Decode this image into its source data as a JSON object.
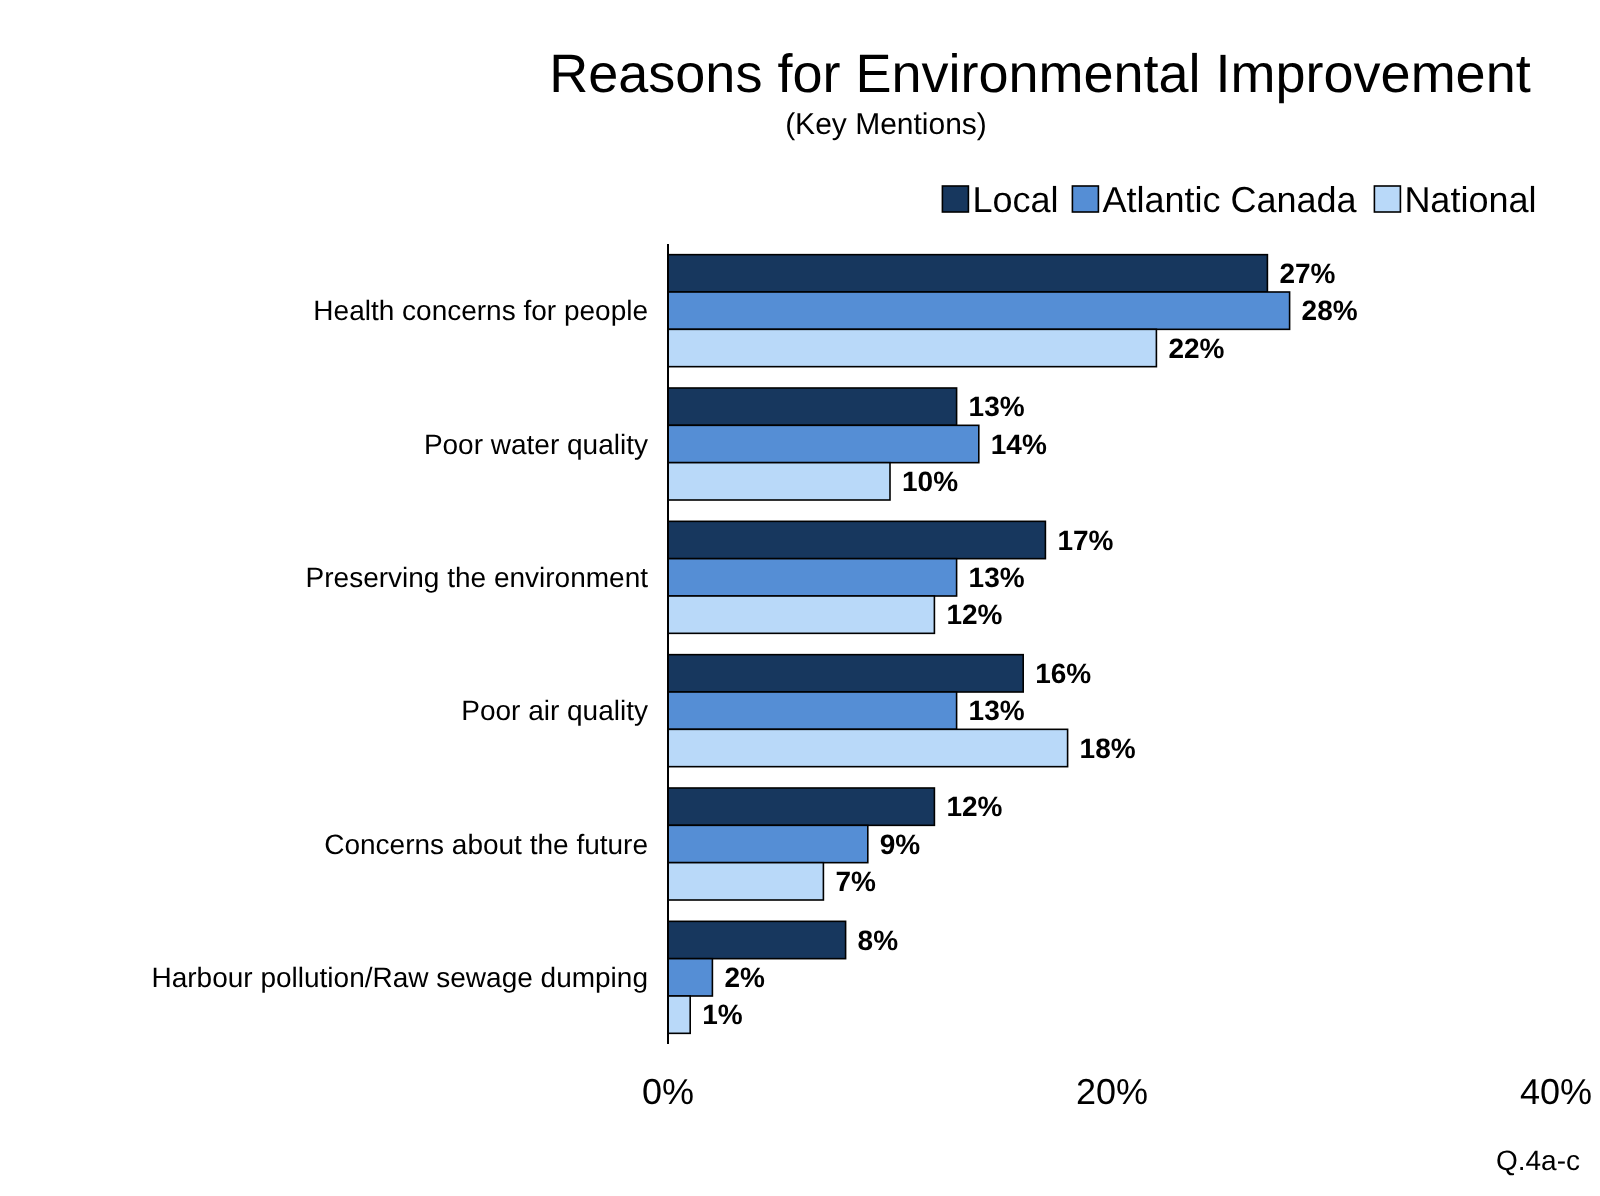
{
  "chart_data": {
    "type": "bar",
    "orientation": "horizontal",
    "title": "Reasons for Environmental Improvement",
    "subtitle": "(Key Mentions)",
    "categories": [
      "Health concerns for people",
      "Poor water quality",
      "Preserving the environment",
      "Poor air quality",
      "Concerns about the future",
      "Harbour pollution/Raw sewage dumping"
    ],
    "series": [
      {
        "name": "Local",
        "color": "#17375e",
        "values": [
          27,
          13,
          17,
          16,
          12,
          8
        ],
        "value_labels": [
          "27%",
          "13%",
          "17%",
          "16%",
          "12%",
          "8%"
        ]
      },
      {
        "name": "Atlantic Canada",
        "color": "#558ed5",
        "values": [
          28,
          14,
          13,
          13,
          9,
          2
        ],
        "value_labels": [
          "28%",
          "14%",
          "13%",
          "13%",
          "9%",
          "2%"
        ]
      },
      {
        "name": "National",
        "color": "#b9d9f9",
        "values": [
          22,
          10,
          12,
          18,
          7,
          1
        ],
        "value_labels": [
          "22%",
          "10%",
          "12%",
          "18%",
          "7%",
          "1%"
        ]
      }
    ],
    "xlim": [
      0,
      40
    ],
    "xticks": [
      {
        "value": 0,
        "label": "0%"
      },
      {
        "value": 20,
        "label": "20%"
      },
      {
        "value": 40,
        "label": "40%"
      }
    ],
    "legend": "top right",
    "annotations": [
      "Q.4a-c"
    ]
  }
}
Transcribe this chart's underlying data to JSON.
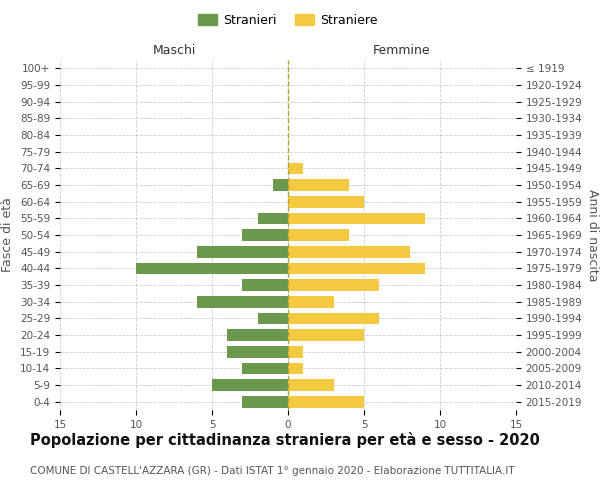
{
  "age_groups": [
    "0-4",
    "5-9",
    "10-14",
    "15-19",
    "20-24",
    "25-29",
    "30-34",
    "35-39",
    "40-44",
    "45-49",
    "50-54",
    "55-59",
    "60-64",
    "65-69",
    "70-74",
    "75-79",
    "80-84",
    "85-89",
    "90-94",
    "95-99",
    "100+"
  ],
  "birth_years": [
    "2015-2019",
    "2010-2014",
    "2005-2009",
    "2000-2004",
    "1995-1999",
    "1990-1994",
    "1985-1989",
    "1980-1984",
    "1975-1979",
    "1970-1974",
    "1965-1969",
    "1960-1964",
    "1955-1959",
    "1950-1954",
    "1945-1949",
    "1940-1944",
    "1935-1939",
    "1930-1934",
    "1925-1929",
    "1920-1924",
    "≤ 1919"
  ],
  "maschi": [
    3,
    5,
    3,
    4,
    4,
    2,
    6,
    3,
    10,
    6,
    3,
    2,
    0,
    1,
    0,
    0,
    0,
    0,
    0,
    0,
    0
  ],
  "femmine": [
    5,
    3,
    1,
    1,
    5,
    6,
    3,
    6,
    9,
    8,
    4,
    9,
    5,
    4,
    1,
    0,
    0,
    0,
    0,
    0,
    0
  ],
  "maschi_color": "#6a994e",
  "femmine_color": "#f5c842",
  "title": "Popolazione per cittadinanza straniera per età e sesso - 2020",
  "subtitle": "COMUNE DI CASTELL'AZZARA (GR) - Dati ISTAT 1° gennaio 2020 - Elaborazione TUTTITALIA.IT",
  "xlabel_left": "Maschi",
  "xlabel_right": "Femmine",
  "ylabel_left": "Fasce di età",
  "ylabel_right": "Anni di nascita",
  "xlim": 15,
  "legend_stranieri": "Stranieri",
  "legend_straniere": "Straniere",
  "bg_color": "#ffffff",
  "grid_color": "#cccccc",
  "bar_height": 0.7,
  "axis_label_fontsize": 9,
  "tick_fontsize": 7.5,
  "title_fontsize": 10.5,
  "subtitle_fontsize": 7.5
}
-*-
Exclude every picture and copy the remaining data exactly.

Decode this image into its source data as a JSON object.
{
  "chart_data": {
    "type": "bar",
    "orientation": "horizontal",
    "title": "Reasons for Environmental Improvement",
    "subtitle": "(Key Mentions)",
    "categories": [
      "Health concerns for people",
      "Poor water quality",
      "Preserving the environment",
      "Poor air quality",
      "Concerns about the future",
      "Harbour pollution/Raw sewage dumping"
    ],
    "series": [
      {
        "name": "Local",
        "color": "#17375e",
        "values": [
          27,
          13,
          17,
          16,
          12,
          8
        ],
        "value_labels": [
          "27%",
          "13%",
          "17%",
          "16%",
          "12%",
          "8%"
        ]
      },
      {
        "name": "Atlantic Canada",
        "color": "#558ed5",
        "values": [
          28,
          14,
          13,
          13,
          9,
          2
        ],
        "value_labels": [
          "28%",
          "14%",
          "13%",
          "13%",
          "9%",
          "2%"
        ]
      },
      {
        "name": "National",
        "color": "#b9d9f9",
        "values": [
          22,
          10,
          12,
          18,
          7,
          1
        ],
        "value_labels": [
          "22%",
          "10%",
          "12%",
          "18%",
          "7%",
          "1%"
        ]
      }
    ],
    "xlim": [
      0,
      40
    ],
    "xticks": [
      {
        "value": 0,
        "label": "0%"
      },
      {
        "value": 20,
        "label": "20%"
      },
      {
        "value": 40,
        "label": "40%"
      }
    ],
    "legend": "top right",
    "annotations": [
      "Q.4a-c"
    ]
  }
}
Transcribe this chart's underlying data to JSON.
{
  "age_groups": [
    "0-4",
    "5-9",
    "10-14",
    "15-19",
    "20-24",
    "25-29",
    "30-34",
    "35-39",
    "40-44",
    "45-49",
    "50-54",
    "55-59",
    "60-64",
    "65-69",
    "70-74",
    "75-79",
    "80-84",
    "85-89",
    "90-94",
    "95-99",
    "100+"
  ],
  "birth_years": [
    "2015-2019",
    "2010-2014",
    "2005-2009",
    "2000-2004",
    "1995-1999",
    "1990-1994",
    "1985-1989",
    "1980-1984",
    "1975-1979",
    "1970-1974",
    "1965-1969",
    "1960-1964",
    "1955-1959",
    "1950-1954",
    "1945-1949",
    "1940-1944",
    "1935-1939",
    "1930-1934",
    "1925-1929",
    "1920-1924",
    "≤ 1919"
  ],
  "maschi": [
    3,
    5,
    3,
    4,
    4,
    2,
    6,
    3,
    10,
    6,
    3,
    2,
    0,
    1,
    0,
    0,
    0,
    0,
    0,
    0,
    0
  ],
  "femmine": [
    5,
    3,
    1,
    1,
    5,
    6,
    3,
    6,
    9,
    8,
    4,
    9,
    5,
    4,
    1,
    0,
    0,
    0,
    0,
    0,
    0
  ],
  "maschi_color": "#6a994e",
  "femmine_color": "#f5c842",
  "title": "Popolazione per cittadinanza straniera per età e sesso - 2020",
  "subtitle": "COMUNE DI CASTELL'AZZARA (GR) - Dati ISTAT 1° gennaio 2020 - Elaborazione TUTTITALIA.IT",
  "xlabel_left": "Maschi",
  "xlabel_right": "Femmine",
  "ylabel_left": "Fasce di età",
  "ylabel_right": "Anni di nascita",
  "xlim": 15,
  "legend_stranieri": "Stranieri",
  "legend_straniere": "Straniere",
  "bg_color": "#ffffff",
  "grid_color": "#cccccc",
  "bar_height": 0.7,
  "axis_label_fontsize": 9,
  "tick_fontsize": 7.5,
  "title_fontsize": 10.5,
  "subtitle_fontsize": 7.5
}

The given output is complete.